◆ AIM OF THE TASK
Say how many lines of these entries include the word "description", and answer with the number alone.

(A run of records)
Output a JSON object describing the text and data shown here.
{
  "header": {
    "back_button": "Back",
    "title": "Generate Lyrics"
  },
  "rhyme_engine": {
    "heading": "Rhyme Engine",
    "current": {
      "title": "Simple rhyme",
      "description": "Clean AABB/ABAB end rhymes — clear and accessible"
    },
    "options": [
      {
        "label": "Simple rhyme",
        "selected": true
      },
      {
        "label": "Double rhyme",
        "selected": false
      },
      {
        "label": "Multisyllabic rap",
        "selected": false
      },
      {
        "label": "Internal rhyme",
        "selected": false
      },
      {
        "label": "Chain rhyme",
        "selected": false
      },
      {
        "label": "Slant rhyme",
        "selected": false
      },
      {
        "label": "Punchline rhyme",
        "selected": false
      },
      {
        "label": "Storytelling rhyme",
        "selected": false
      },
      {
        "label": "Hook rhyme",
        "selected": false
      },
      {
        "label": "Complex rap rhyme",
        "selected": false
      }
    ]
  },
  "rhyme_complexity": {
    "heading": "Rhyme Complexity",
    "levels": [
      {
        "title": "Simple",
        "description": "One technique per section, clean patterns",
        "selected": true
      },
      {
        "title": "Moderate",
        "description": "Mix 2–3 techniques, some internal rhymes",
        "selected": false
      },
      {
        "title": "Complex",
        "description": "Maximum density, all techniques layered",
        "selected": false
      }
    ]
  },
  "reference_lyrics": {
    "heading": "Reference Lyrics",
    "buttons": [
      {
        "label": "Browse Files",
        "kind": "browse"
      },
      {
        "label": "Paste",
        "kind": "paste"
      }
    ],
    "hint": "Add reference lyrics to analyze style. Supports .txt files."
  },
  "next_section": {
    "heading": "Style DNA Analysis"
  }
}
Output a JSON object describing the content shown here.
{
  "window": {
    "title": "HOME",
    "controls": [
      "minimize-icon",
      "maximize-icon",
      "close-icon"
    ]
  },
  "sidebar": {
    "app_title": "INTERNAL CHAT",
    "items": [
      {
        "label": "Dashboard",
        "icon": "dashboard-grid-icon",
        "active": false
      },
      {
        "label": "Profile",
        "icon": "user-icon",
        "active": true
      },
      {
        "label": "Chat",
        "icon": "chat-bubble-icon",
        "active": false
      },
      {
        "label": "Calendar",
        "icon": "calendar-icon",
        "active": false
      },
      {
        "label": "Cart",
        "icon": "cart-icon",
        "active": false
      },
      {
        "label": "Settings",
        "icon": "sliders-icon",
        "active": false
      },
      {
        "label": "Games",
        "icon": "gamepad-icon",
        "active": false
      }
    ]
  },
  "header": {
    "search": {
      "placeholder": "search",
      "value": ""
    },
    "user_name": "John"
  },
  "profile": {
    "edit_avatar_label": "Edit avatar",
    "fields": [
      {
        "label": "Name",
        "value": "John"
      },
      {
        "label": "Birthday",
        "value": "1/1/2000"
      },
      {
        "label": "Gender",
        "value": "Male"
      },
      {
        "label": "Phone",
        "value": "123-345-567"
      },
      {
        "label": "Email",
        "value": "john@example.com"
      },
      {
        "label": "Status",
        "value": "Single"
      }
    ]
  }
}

◆ RIGHT ANSWER
4